■ **Data entries for graphics**:
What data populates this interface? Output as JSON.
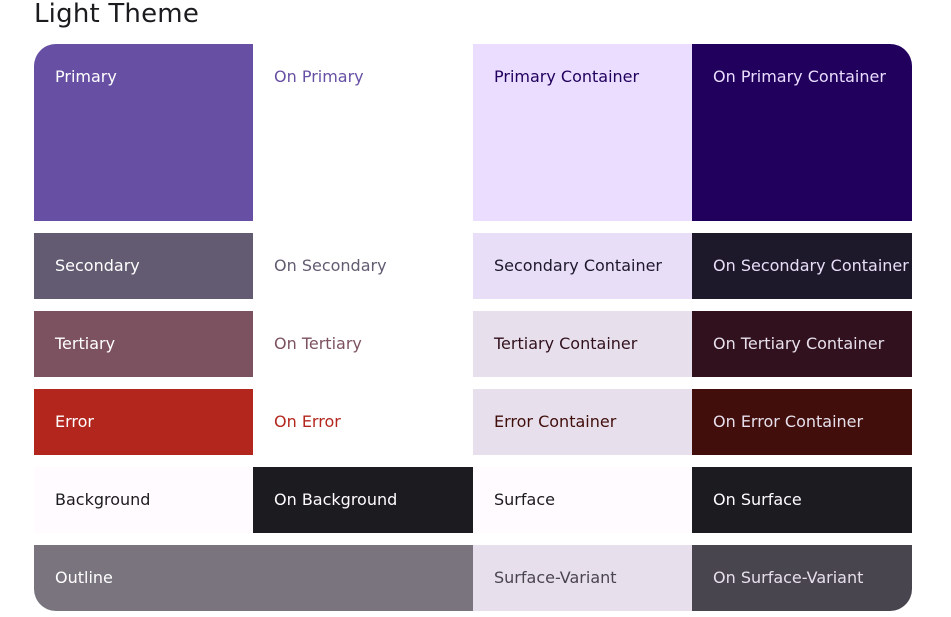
{
  "title": "Light Theme",
  "colors": {
    "primary": "#6750a4",
    "on_primary": "#ffffff",
    "primary_container": "#eaddff",
    "on_primary_container": "#21005d",
    "secondary": "#625b71",
    "on_secondary": "#ffffff",
    "secondary_container": "#e8def8",
    "on_secondary_container": "#1d192b",
    "tertiary": "#7d5260",
    "on_tertiary": "#ffffff",
    "tertiary_container": "#ffd8e4",
    "on_tertiary_container": "#31111d",
    "error": "#b3261e",
    "on_error": "#ffffff",
    "error_container": "#f9dedc",
    "on_error_container": "#410e0b",
    "background": "#fffbfe",
    "on_background": "#1c1b1f",
    "surface": "#fffbfe",
    "on_surface": "#1c1b1f",
    "outline": "#79747e",
    "surface_variant": "#e7e0ec",
    "on_surface_variant": "#49454f"
  },
  "tiles": {
    "primary": "Primary",
    "on_primary": "On Primary",
    "primary_container": "Primary Container",
    "on_primary_container": "On Primary Container",
    "secondary": "Secondary",
    "on_secondary": "On Secondary",
    "secondary_container": "Secondary Container",
    "on_secondary_container": "On Secondary Container",
    "tertiary": "Tertiary",
    "on_tertiary": "On Tertiary",
    "tertiary_container": "Tertiary Container",
    "on_tertiary_container": "On Tertiary Container",
    "error": "Error",
    "on_error": "On Error",
    "error_container": "Error Container",
    "on_error_container": "On Error Container",
    "background": "Background",
    "on_background": "On Background",
    "surface": "Surface",
    "on_surface": "On Surface",
    "outline": "Outline",
    "surface_variant": "Surface-Variant",
    "on_surface_variant": "On Surface-Variant"
  }
}
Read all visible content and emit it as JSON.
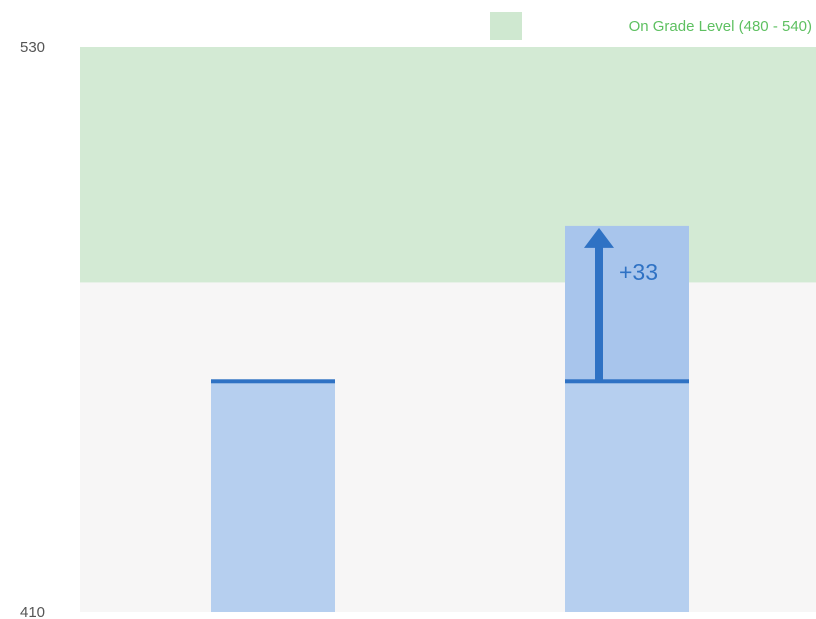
{
  "chart_data": {
    "type": "bar",
    "title": "",
    "xlabel": "",
    "ylabel": "",
    "ylim": [
      410,
      530
    ],
    "yticks": [
      {
        "value": 530,
        "label": "530"
      },
      {
        "value": 410,
        "label": "410"
      }
    ],
    "grid": false,
    "categories": [
      "",
      ""
    ],
    "bars": [
      {
        "value": 459
      },
      {
        "value": 492,
        "baseline_value": 459
      }
    ],
    "gain": {
      "bar_index": 1,
      "label": "+33"
    },
    "band": {
      "from": 480,
      "to": 540
    },
    "legend": {
      "label": "On Grade Level (480 - 540)",
      "position": "top-right"
    },
    "colors": {
      "band": "#d3ead4",
      "plot_background": "#f7f6f6",
      "bar": "#b6cfef",
      "gain_fill": "#a8c5ec",
      "marker": "#2f72c4",
      "legend_swatch": "#cfe8d0",
      "legend_text": "#5ec061"
    }
  }
}
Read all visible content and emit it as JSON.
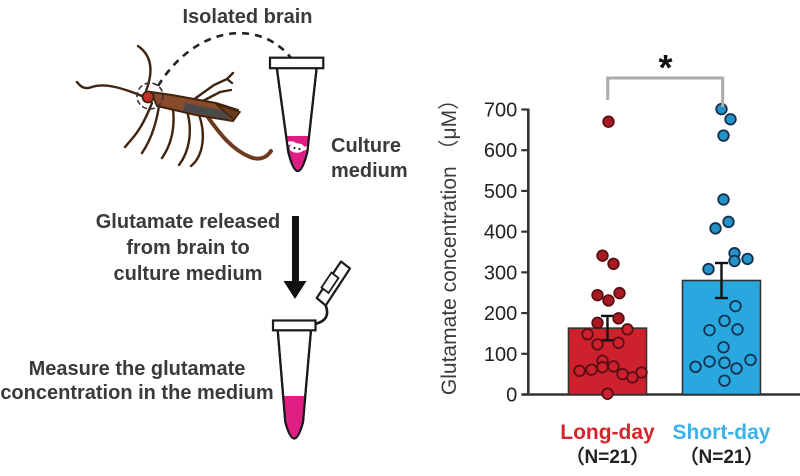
{
  "diagram": {
    "isolated_brain_label": "Isolated brain",
    "culture_medium": {
      "line1": "Culture",
      "line2": "medium"
    },
    "released": {
      "line1": "Glutamate released",
      "line2": "from brain to",
      "line3": "culture medium"
    },
    "measure": {
      "line1": "Measure the glutamate",
      "line2": "concentration in the medium"
    },
    "colors": {
      "medium_pink": "#DE1E83",
      "insect_brown": "#8A4A2C",
      "insect_dark": "#3F2410",
      "outline": "#1a1a1a"
    }
  },
  "chart_data": {
    "type": "bar+scatter",
    "ylabel": "Glutamate concentration （μM）",
    "ylim": [
      0,
      700
    ],
    "yticks": [
      0,
      100,
      200,
      300,
      400,
      500,
      600,
      700
    ],
    "significance_label": "*",
    "bracket_color": "#ababab",
    "categories": [
      "Long-day",
      "Short-day"
    ],
    "series": [
      {
        "name": "Long-day",
        "n_label": "（N=21）",
        "n": 21,
        "mean": 163,
        "sem": 30,
        "bar_color": "#CE212E",
        "point_fill": "#A81B22",
        "point_stroke": "#5A0E13",
        "label_color": "#D6242C",
        "points": [
          {
            "v": 670,
            "dx": 1
          },
          {
            "v": 341,
            "dx": -5
          },
          {
            "v": 321,
            "dx": 6
          },
          {
            "v": 249,
            "dx": 12
          },
          {
            "v": 244,
            "dx": -10
          },
          {
            "v": 231,
            "dx": 1
          },
          {
            "v": 187,
            "dx": 11
          },
          {
            "v": 176,
            "dx": -10
          },
          {
            "v": 160,
            "dx": 20
          },
          {
            "v": 148,
            "dx": -20
          },
          {
            "v": 127,
            "dx": 11
          },
          {
            "v": 123,
            "dx": -10
          },
          {
            "v": 83,
            "dx": -5
          },
          {
            "v": 69,
            "dx": 6
          },
          {
            "v": 67,
            "dx": -5
          },
          {
            "v": 61,
            "dx": -16
          },
          {
            "v": 58,
            "dx": -28
          },
          {
            "v": 54,
            "dx": 34
          },
          {
            "v": 50,
            "dx": 15
          },
          {
            "v": 42,
            "dx": 25
          },
          {
            "v": 2,
            "dx": 0
          }
        ]
      },
      {
        "name": "Short-day",
        "n_label": "（N=21）",
        "n": 21,
        "mean": 280,
        "sem": 43,
        "bar_color": "#29A8E0",
        "point_fill": "#2492C6",
        "point_stroke": "#14324F",
        "label_color": "#3BB2E6",
        "points": [
          {
            "v": 701,
            "dx": 0
          },
          {
            "v": 676,
            "dx": 9
          },
          {
            "v": 636,
            "dx": 2
          },
          {
            "v": 479,
            "dx": 2
          },
          {
            "v": 424,
            "dx": 7
          },
          {
            "v": 408,
            "dx": -6
          },
          {
            "v": 347,
            "dx": 13
          },
          {
            "v": 333,
            "dx": 26
          },
          {
            "v": 328,
            "dx": 13
          },
          {
            "v": 308,
            "dx": -13
          },
          {
            "v": 217,
            "dx": 14
          },
          {
            "v": 181,
            "dx": 3
          },
          {
            "v": 160,
            "dx": 16
          },
          {
            "v": 158,
            "dx": -12
          },
          {
            "v": 116,
            "dx": 2
          },
          {
            "v": 85,
            "dx": 29
          },
          {
            "v": 81,
            "dx": -12
          },
          {
            "v": 78,
            "dx": 3
          },
          {
            "v": 68,
            "dx": -26
          },
          {
            "v": 64,
            "dx": 15
          },
          {
            "v": 34,
            "dx": 3
          }
        ]
      }
    ]
  }
}
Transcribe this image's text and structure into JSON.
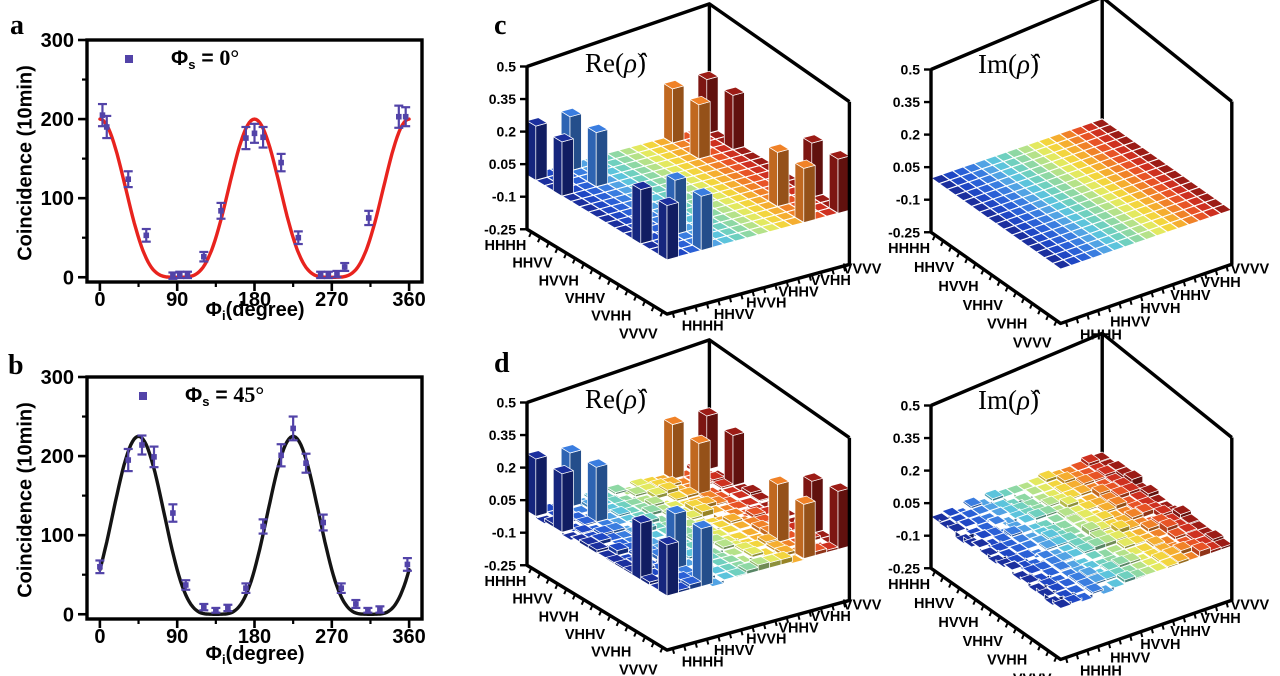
{
  "panels": [
    {
      "letter": "a"
    },
    {
      "letter": "b"
    },
    {
      "letter": "c"
    },
    {
      "letter": "d"
    }
  ],
  "tomo_common": {
    "n": 16,
    "basis_labels": [
      "HHHH",
      "HHVV",
      "HVVH",
      "VHHV",
      "VVHH",
      "VVVV"
    ],
    "labeled_indices": [
      0,
      3,
      6,
      9,
      12,
      15
    ],
    "z_tick_labels": [
      "0.5",
      "0.35",
      "0.2",
      "0.05",
      "-0.1",
      "-0.25"
    ],
    "z_tick_values": [
      0.5,
      0.35,
      0.2,
      0.05,
      -0.1,
      -0.25
    ],
    "zlim": [
      -0.25,
      0.5
    ],
    "peak_states": [
      "HHHH",
      "HHVV",
      "VVHH",
      "VVVV"
    ],
    "peak_indices": [
      0,
      3,
      12,
      15
    ],
    "colormap": [
      "#1b2f9e",
      "#1f47c4",
      "#2a60d6",
      "#3a7de0",
      "#52a3e4",
      "#5cc4dc",
      "#6fd0bf",
      "#8ed8a4",
      "#b5e289",
      "#e3e960",
      "#f3d53e",
      "#f5ae30",
      "#f08228",
      "#e85426",
      "#ce3020",
      "#9c1c16"
    ]
  },
  "chart_data": [
    {
      "type": "scatter",
      "panel": "a",
      "ylabel": "Coincidence (10min)",
      "xlabel": {
        "symbol": "Φ",
        "sub": "i",
        "rest": "(degree)"
      },
      "legend": {
        "symbol": "Φ",
        "sub": "s",
        "rest": " = ",
        "value": "0°"
      },
      "xlim": [
        -15,
        375
      ],
      "ylim": [
        -6,
        300
      ],
      "x_ticks": [
        0,
        90,
        180,
        270,
        360
      ],
      "y_ticks": [
        0,
        100,
        200,
        300
      ],
      "marker_color": "#5243a8",
      "fit": {
        "model": "A·cos⁴(φ−φ₀)",
        "A": 200,
        "phi0_deg": 0,
        "color": "#e8231e"
      },
      "points": [
        [
          3,
          205,
          14
        ],
        [
          8,
          190,
          14
        ],
        [
          33,
          124,
          10
        ],
        [
          54,
          53,
          8
        ],
        [
          85,
          2,
          4
        ],
        [
          93,
          3,
          4
        ],
        [
          102,
          3,
          4
        ],
        [
          121,
          26,
          6
        ],
        [
          141,
          84,
          10
        ],
        [
          170,
          176,
          14
        ],
        [
          180,
          182,
          12
        ],
        [
          190,
          177,
          13
        ],
        [
          211,
          145,
          11
        ],
        [
          231,
          50,
          8
        ],
        [
          257,
          3,
          4
        ],
        [
          266,
          3,
          4
        ],
        [
          276,
          4,
          4
        ],
        [
          285,
          13,
          5
        ],
        [
          313,
          75,
          9
        ],
        [
          348,
          203,
          14
        ],
        [
          356,
          203,
          12
        ]
      ]
    },
    {
      "type": "scatter",
      "panel": "b",
      "ylabel": "Coincidence (10min)",
      "xlabel": {
        "symbol": "Φ",
        "sub": "i",
        "rest": "(degree)"
      },
      "legend": {
        "symbol": "Φ",
        "sub": "s",
        "rest": " = ",
        "value": "45°"
      },
      "xlim": [
        -15,
        375
      ],
      "ylim": [
        -6,
        300
      ],
      "x_ticks": [
        0,
        90,
        180,
        270,
        360
      ],
      "y_ticks": [
        0,
        100,
        200,
        300
      ],
      "marker_color": "#5243a8",
      "fit": {
        "model": "A·cos⁴(φ−φ₀)",
        "A": 225,
        "phi0_deg": 45,
        "color": "#141414"
      },
      "points": [
        [
          0,
          60,
          8
        ],
        [
          33,
          195,
          14
        ],
        [
          49,
          214,
          12
        ],
        [
          63,
          199,
          13
        ],
        [
          85,
          128,
          11
        ],
        [
          100,
          37,
          6
        ],
        [
          121,
          9,
          4
        ],
        [
          135,
          5,
          3
        ],
        [
          149,
          8,
          4
        ],
        [
          170,
          33,
          6
        ],
        [
          190,
          111,
          9
        ],
        [
          211,
          201,
          14
        ],
        [
          225,
          235,
          15
        ],
        [
          240,
          191,
          12
        ],
        [
          260,
          116,
          10
        ],
        [
          281,
          33,
          6
        ],
        [
          298,
          13,
          5
        ],
        [
          312,
          5,
          3
        ],
        [
          326,
          6,
          4
        ],
        [
          358,
          63,
          8
        ]
      ]
    },
    {
      "type": "bar3d",
      "panel": "c",
      "component": "Re",
      "title": "Re(ρ̂)",
      "title_prefix": "Re(",
      "title_rho": "ρ̂",
      "title_suffix": ")",
      "has_peaks": true,
      "peak_value": 0.25,
      "peak_jitter": 0,
      "noise": 0,
      "tilt": 0,
      "seed": 1
    },
    {
      "type": "bar3d",
      "panel": "c",
      "component": "Im",
      "title": "Im(ρ̂)",
      "title_prefix": "Im(",
      "title_rho": "ρ̂",
      "title_suffix": ")",
      "has_peaks": false,
      "peak_value": 0,
      "peak_jitter": 0,
      "noise": 0,
      "tilt": 0,
      "seed": 2
    },
    {
      "type": "bar3d",
      "panel": "d",
      "component": "Re",
      "title": "Re(ρ̂)",
      "title_prefix": "Re(",
      "title_rho": "ρ̂",
      "title_suffix": ")",
      "has_peaks": true,
      "peak_value": 0.25,
      "peak_jitter": 0.02,
      "noise": 0.026,
      "tilt": 0,
      "seed": 42
    },
    {
      "type": "bar3d",
      "panel": "d",
      "component": "Im",
      "title": "Im(ρ̂)",
      "title_prefix": "Im(",
      "title_rho": "ρ̂",
      "title_suffix": ")",
      "has_peaks": false,
      "peak_value": 0,
      "peak_jitter": 0,
      "noise": 0.022,
      "tilt": 0.012,
      "seed": 77
    }
  ]
}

■ **What is asked**:
Count every line of the records that holds "this". State the number, nothing else.

■ **Exercise output**:
2